▶ [What the task asks] Copy every line from the records below that holds the word "Cart".

-- START Listed records --

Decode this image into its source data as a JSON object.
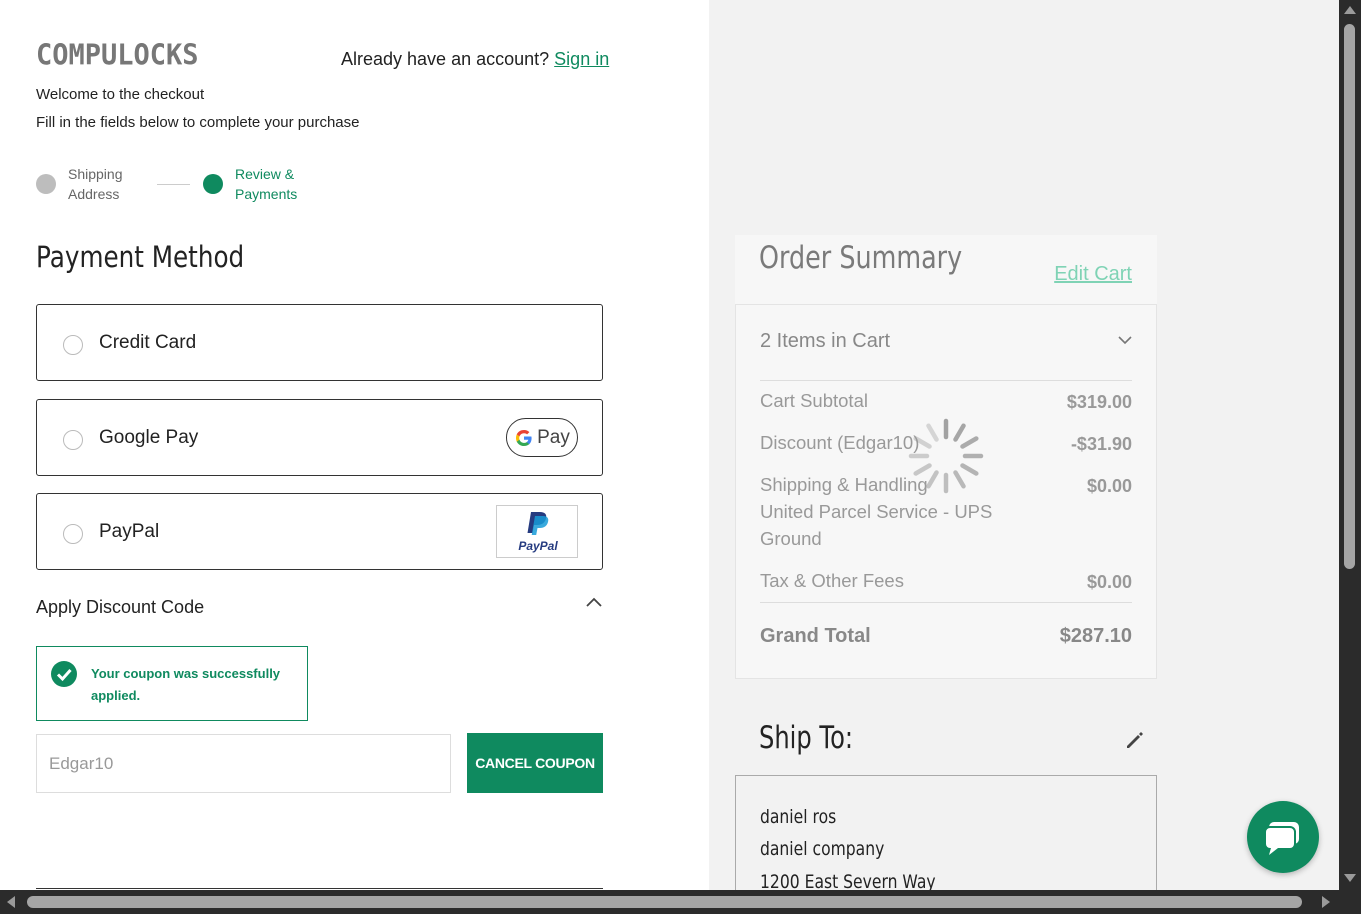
{
  "brand": {
    "logo_text": "COMPULOCKS",
    "accent": "#0f8a5f",
    "accent_light": "#7fd3b5"
  },
  "header": {
    "account_prompt": "Already have an account?",
    "sign_in": "Sign in",
    "welcome": "Welcome to the checkout",
    "instructions": "Fill in the fields below to complete your purchase"
  },
  "steps": [
    {
      "label_line1": "Shipping",
      "label_line2": "Address",
      "state": "completed"
    },
    {
      "label_line1": "Review &",
      "label_line2": "Payments",
      "state": "active"
    }
  ],
  "payment": {
    "title": "Payment Method",
    "options": [
      {
        "label": "Credit Card",
        "icon": null
      },
      {
        "label": "Google Pay",
        "icon": "google-pay-icon",
        "badge_text": "Pay"
      },
      {
        "label": "PayPal",
        "icon": "paypal-icon",
        "badge_text": "PayPal"
      }
    ]
  },
  "discount": {
    "title": "Apply Discount Code",
    "success_message": "Your coupon was successfully applied.",
    "code_value": "Edgar10",
    "cancel_label": "CANCEL COUPON"
  },
  "order_summary": {
    "title": "Order Summary",
    "edit_cart": "Edit Cart",
    "items_in_cart": "2 Items in Cart",
    "rows": [
      {
        "label": "Cart Subtotal",
        "value": "$319.00"
      },
      {
        "label": "Discount (Edgar10)",
        "value": "-$31.90"
      },
      {
        "label": "Shipping & Handling",
        "sublabel": "United Parcel Service - UPS Ground",
        "value": "$0.00"
      },
      {
        "label": "Tax & Other Fees",
        "value": "$0.00"
      }
    ],
    "grand_total_label": "Grand Total",
    "grand_total_value": "$287.10"
  },
  "ship_to": {
    "title": "Ship To:",
    "lines": [
      "daniel ros",
      "daniel company",
      "1200 East Severn Way"
    ]
  }
}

-- END Listed records --

▶ [Solution for this problem]
    "edit_cart": "Edit Cart",
    "items_in_cart": "2 Items in Cart",
        "label": "Cart Subtotal",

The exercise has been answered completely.